• **GIVEN INSTRUCTION**
Transcribe the records below exactly, leaving out any pictures.

• **DATA PROVIDED**
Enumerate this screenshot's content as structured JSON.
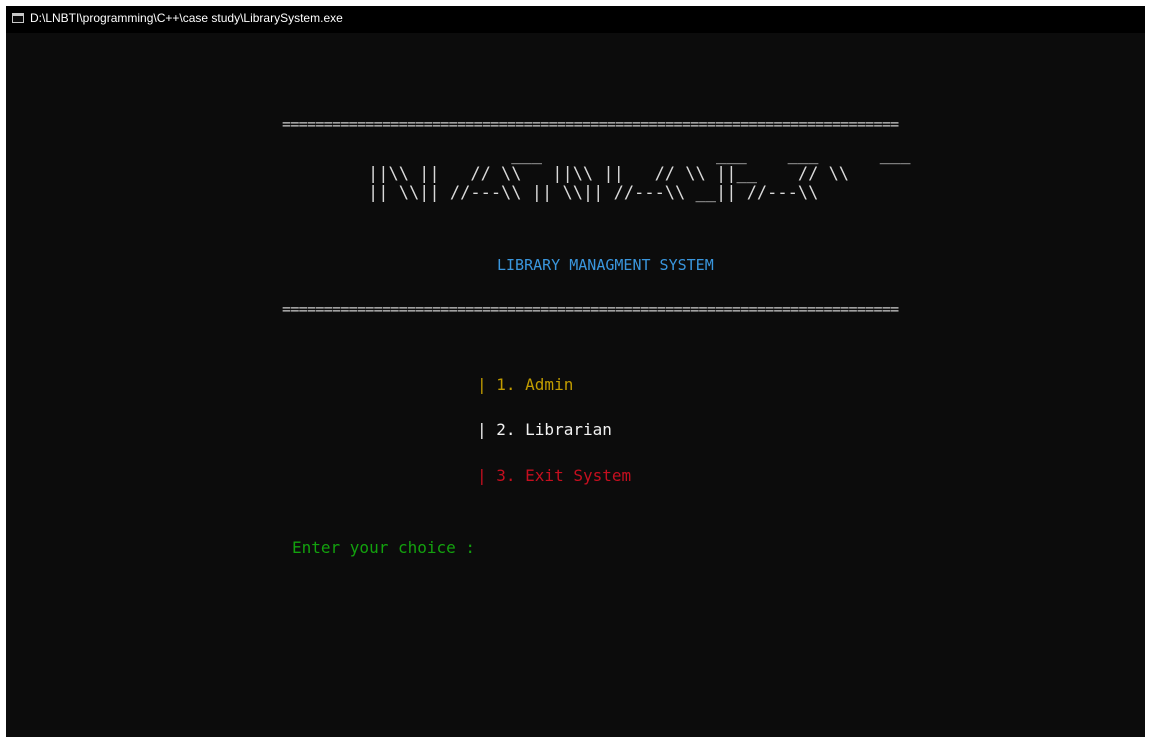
{
  "window": {
    "title": "D:\\LNBTI\\programming\\C++\\case study\\LibrarySystem.exe",
    "icon": "console-app-icon"
  },
  "console": {
    "divider_top": "==========================================================================",
    "logo_art": "              ___                 ___    ___      ___\n||\\\\ ||   // \\\\   ||\\\\ ||   // \\\\ ||__    // \\\\\n|| \\\\|| //---\\\\ || \\\\|| //---\\\\ __|| //---\\\\",
    "subtitle": "LIBRARY MANAGMENT SYSTEM",
    "divider_bottom": "==========================================================================",
    "menu": {
      "admin": "| 1. Admin",
      "librarian": "| 2. Librarian",
      "exit": "| 3. Exit System"
    },
    "prompt": "Enter your choice :"
  },
  "colors": {
    "background": "#0c0c0c",
    "text": "#cccccc",
    "subtitle": "#3a96dd",
    "admin": "#c19c00",
    "librarian": "#f2f2f2",
    "exit": "#c50f1f",
    "prompt": "#13a10e"
  }
}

• **EXERCISE OUTPUT**
Enumerate this screenshot's content as structured JSON.
{
  "window": {
    "title": "D:\\LNBTI\\programming\\C++\\case study\\LibrarySystem.exe",
    "icon": "console-app-icon"
  },
  "console": {
    "divider_top": "==========================================================================",
    "logo_art": "              ___                 ___    ___      ___\n||\\\\ ||   // \\\\   ||\\\\ ||   // \\\\ ||__    // \\\\\n|| \\\\|| //---\\\\ || \\\\|| //---\\\\ __|| //---\\\\",
    "subtitle": "LIBRARY MANAGMENT SYSTEM",
    "divider_bottom": "==========================================================================",
    "menu": {
      "admin": "| 1. Admin",
      "librarian": "| 2. Librarian",
      "exit": "| 3. Exit System"
    },
    "prompt": "Enter your choice :"
  },
  "colors": {
    "background": "#0c0c0c",
    "text": "#cccccc",
    "subtitle": "#3a96dd",
    "admin": "#c19c00",
    "librarian": "#f2f2f2",
    "exit": "#c50f1f",
    "prompt": "#13a10e"
  }
}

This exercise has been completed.